DATA ENTRIES.
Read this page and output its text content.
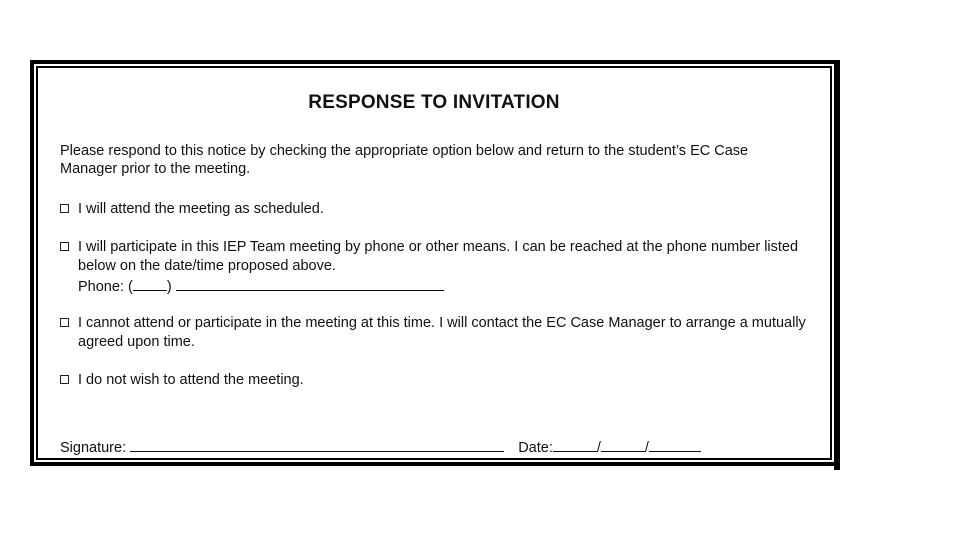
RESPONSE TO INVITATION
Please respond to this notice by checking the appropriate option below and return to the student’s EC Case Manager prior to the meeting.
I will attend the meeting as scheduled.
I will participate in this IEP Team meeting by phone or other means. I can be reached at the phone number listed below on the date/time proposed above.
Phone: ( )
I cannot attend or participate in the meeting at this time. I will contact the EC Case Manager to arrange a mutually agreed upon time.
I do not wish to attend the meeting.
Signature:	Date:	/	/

* * *

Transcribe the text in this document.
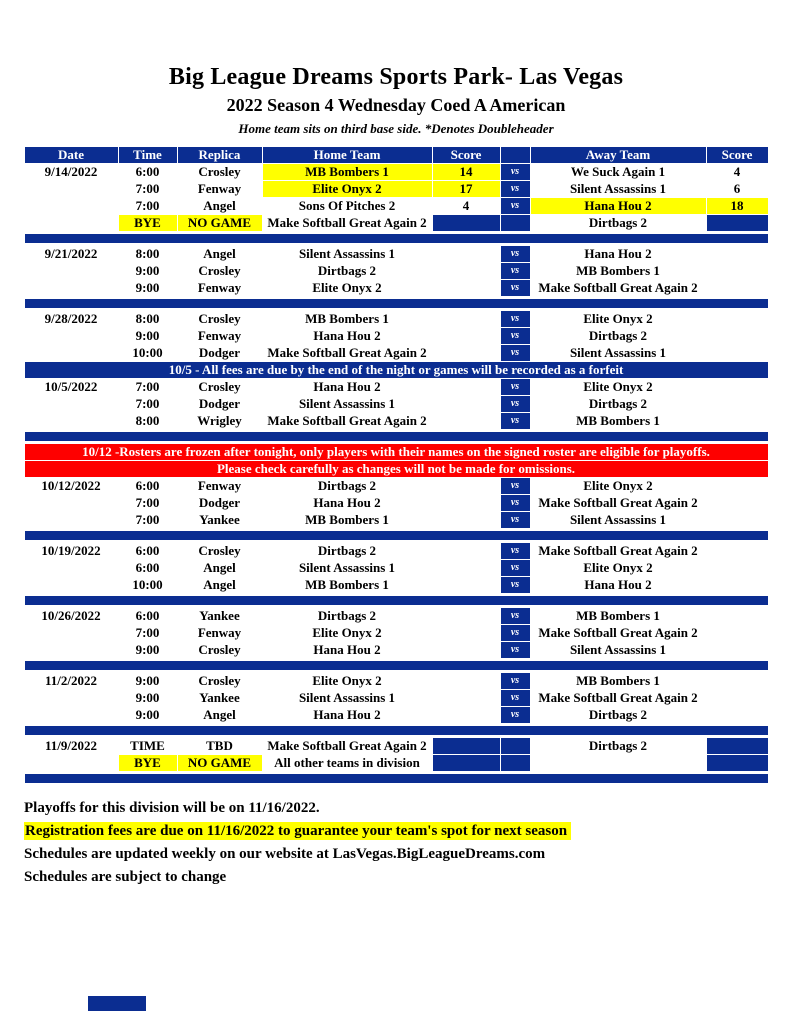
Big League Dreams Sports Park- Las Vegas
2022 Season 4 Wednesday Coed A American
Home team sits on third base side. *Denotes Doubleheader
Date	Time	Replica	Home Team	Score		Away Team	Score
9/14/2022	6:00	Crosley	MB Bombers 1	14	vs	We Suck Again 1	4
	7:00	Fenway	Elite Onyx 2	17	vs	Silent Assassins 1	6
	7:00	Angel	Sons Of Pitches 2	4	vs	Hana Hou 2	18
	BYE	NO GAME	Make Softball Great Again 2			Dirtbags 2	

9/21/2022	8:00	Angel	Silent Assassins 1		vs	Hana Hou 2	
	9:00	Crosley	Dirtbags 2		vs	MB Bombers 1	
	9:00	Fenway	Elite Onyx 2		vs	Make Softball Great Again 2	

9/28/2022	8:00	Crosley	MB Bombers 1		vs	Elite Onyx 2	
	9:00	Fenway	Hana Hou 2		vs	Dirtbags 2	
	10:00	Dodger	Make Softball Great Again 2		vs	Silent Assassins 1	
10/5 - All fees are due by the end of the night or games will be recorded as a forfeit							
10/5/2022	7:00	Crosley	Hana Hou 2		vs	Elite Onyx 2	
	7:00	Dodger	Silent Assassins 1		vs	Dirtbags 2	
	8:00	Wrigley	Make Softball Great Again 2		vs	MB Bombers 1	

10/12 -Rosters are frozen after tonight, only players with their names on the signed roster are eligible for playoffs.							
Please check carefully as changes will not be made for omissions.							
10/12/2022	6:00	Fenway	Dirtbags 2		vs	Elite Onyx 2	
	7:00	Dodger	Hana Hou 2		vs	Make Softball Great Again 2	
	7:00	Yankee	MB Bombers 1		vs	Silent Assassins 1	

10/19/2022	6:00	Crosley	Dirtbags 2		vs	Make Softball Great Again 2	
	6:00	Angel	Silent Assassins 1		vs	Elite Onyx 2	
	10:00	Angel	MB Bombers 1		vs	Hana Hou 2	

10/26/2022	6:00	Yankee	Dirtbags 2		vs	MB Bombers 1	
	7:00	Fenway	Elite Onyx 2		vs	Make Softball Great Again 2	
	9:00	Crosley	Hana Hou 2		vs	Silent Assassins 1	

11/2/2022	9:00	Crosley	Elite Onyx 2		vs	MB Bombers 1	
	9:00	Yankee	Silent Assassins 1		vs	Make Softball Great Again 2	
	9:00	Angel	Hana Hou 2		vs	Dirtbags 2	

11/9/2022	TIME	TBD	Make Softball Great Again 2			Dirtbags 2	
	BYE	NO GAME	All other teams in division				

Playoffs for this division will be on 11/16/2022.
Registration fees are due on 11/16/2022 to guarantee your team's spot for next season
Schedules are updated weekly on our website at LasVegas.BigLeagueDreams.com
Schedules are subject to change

---

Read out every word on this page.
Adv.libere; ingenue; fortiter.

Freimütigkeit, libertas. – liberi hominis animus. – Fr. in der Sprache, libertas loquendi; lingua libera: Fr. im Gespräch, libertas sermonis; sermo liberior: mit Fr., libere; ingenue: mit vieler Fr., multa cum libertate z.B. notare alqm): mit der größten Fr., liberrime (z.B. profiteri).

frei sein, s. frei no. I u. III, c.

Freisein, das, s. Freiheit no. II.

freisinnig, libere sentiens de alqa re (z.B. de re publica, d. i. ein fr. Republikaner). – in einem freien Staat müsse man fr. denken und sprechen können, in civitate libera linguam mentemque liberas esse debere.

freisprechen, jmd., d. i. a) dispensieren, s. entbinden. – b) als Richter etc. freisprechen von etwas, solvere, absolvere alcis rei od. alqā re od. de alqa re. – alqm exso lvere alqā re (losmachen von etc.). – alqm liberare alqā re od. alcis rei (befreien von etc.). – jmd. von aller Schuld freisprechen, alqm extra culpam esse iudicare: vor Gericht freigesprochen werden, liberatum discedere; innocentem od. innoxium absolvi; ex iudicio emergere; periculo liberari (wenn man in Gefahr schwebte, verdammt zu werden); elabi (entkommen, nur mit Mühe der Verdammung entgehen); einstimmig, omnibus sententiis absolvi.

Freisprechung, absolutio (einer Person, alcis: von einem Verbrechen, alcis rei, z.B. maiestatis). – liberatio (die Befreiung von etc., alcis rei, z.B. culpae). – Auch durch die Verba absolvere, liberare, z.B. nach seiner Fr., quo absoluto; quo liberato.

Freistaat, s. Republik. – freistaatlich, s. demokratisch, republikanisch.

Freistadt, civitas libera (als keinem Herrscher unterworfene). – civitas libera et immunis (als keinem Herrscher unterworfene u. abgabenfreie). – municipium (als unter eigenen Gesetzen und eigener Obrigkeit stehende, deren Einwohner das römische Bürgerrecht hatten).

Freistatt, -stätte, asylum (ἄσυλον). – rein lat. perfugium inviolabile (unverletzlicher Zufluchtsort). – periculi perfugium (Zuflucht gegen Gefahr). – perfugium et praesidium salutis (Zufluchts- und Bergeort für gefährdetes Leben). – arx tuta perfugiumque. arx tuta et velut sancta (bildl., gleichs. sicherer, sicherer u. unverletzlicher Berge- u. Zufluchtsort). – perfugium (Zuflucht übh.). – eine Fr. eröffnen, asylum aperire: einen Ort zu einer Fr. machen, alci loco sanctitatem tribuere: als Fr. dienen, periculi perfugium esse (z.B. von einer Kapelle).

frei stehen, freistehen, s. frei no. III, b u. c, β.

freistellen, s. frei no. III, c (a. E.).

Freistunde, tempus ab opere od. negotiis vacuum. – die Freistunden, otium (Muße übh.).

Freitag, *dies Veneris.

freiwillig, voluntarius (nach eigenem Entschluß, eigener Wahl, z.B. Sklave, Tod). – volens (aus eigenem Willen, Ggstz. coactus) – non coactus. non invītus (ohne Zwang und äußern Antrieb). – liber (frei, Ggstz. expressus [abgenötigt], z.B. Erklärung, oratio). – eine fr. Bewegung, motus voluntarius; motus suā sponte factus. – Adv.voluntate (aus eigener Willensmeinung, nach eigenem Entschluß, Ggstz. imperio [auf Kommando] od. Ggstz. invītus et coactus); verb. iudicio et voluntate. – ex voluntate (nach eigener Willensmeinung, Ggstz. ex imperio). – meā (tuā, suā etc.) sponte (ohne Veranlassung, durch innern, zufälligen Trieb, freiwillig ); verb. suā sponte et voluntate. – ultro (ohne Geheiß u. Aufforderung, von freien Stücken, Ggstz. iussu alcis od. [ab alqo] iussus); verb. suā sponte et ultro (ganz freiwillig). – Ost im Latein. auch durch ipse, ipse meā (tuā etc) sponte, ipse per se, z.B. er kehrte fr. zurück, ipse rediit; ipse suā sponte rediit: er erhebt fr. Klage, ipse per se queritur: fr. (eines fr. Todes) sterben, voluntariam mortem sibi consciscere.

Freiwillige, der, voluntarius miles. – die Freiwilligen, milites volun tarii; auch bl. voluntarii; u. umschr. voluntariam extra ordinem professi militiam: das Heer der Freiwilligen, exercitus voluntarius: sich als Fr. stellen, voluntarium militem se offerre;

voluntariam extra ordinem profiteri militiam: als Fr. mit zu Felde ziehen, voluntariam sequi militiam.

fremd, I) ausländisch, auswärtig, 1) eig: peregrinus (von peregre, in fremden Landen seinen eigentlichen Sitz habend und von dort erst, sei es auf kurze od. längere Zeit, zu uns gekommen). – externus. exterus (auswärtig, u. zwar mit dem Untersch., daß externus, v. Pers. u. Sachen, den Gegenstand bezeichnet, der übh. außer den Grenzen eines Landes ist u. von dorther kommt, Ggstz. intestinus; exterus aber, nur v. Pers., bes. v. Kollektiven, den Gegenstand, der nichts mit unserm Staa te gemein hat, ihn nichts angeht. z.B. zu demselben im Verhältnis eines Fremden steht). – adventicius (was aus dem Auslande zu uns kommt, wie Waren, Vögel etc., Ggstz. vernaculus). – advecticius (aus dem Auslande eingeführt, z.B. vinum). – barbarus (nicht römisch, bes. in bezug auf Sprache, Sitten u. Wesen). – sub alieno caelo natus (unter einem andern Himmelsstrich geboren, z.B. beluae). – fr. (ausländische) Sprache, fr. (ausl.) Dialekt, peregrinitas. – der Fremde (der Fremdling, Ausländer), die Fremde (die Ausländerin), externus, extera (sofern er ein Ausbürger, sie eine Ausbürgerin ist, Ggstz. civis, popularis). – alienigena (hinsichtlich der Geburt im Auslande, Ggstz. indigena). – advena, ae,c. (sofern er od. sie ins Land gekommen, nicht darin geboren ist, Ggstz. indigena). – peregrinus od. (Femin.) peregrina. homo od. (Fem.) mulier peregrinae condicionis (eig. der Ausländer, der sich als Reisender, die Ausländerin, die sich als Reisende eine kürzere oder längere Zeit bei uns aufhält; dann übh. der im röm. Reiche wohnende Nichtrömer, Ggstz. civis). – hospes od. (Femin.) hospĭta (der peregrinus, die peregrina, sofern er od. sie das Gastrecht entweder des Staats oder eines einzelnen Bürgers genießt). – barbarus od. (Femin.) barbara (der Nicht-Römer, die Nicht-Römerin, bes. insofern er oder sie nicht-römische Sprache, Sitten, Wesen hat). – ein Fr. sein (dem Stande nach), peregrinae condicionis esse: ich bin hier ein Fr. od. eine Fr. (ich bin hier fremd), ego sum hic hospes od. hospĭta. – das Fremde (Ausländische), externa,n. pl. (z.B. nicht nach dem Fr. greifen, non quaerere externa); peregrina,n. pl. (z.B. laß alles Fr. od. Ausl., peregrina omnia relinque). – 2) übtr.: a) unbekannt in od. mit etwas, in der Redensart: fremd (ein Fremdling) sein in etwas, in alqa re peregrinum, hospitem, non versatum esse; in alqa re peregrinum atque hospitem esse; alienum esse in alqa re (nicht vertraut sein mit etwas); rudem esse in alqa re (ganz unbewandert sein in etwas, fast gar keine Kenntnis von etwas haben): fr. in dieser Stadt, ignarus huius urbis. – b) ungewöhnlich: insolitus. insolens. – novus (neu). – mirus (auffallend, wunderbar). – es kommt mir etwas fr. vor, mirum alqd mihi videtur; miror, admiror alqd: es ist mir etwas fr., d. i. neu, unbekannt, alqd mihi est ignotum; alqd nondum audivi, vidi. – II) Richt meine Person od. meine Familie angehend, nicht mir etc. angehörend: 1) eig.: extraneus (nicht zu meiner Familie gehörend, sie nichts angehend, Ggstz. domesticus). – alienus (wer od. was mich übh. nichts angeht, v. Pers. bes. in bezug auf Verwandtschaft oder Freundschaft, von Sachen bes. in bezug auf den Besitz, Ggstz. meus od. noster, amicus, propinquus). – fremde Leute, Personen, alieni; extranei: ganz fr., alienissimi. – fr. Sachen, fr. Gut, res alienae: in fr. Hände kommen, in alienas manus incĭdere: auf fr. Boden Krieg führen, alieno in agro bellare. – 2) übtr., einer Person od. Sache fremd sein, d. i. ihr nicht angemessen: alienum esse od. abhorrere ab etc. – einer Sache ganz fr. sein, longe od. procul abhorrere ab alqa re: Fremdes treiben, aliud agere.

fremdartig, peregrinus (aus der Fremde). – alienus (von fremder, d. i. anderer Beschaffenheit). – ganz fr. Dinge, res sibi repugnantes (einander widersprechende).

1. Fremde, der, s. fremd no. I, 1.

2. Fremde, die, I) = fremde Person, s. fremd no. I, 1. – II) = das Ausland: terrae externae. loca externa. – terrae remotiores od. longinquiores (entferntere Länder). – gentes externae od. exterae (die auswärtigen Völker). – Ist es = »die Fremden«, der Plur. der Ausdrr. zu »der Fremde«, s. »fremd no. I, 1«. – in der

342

WHAT TO DO. Filter the entries and copy out every line with the word "fees".

ANSWER TO THE TASK.
10/5 - All fees are due by the end of the night or games will be recorded as a forfeit							
Registration fees are due on 11/16/2022 to guarantee your team's spot for next season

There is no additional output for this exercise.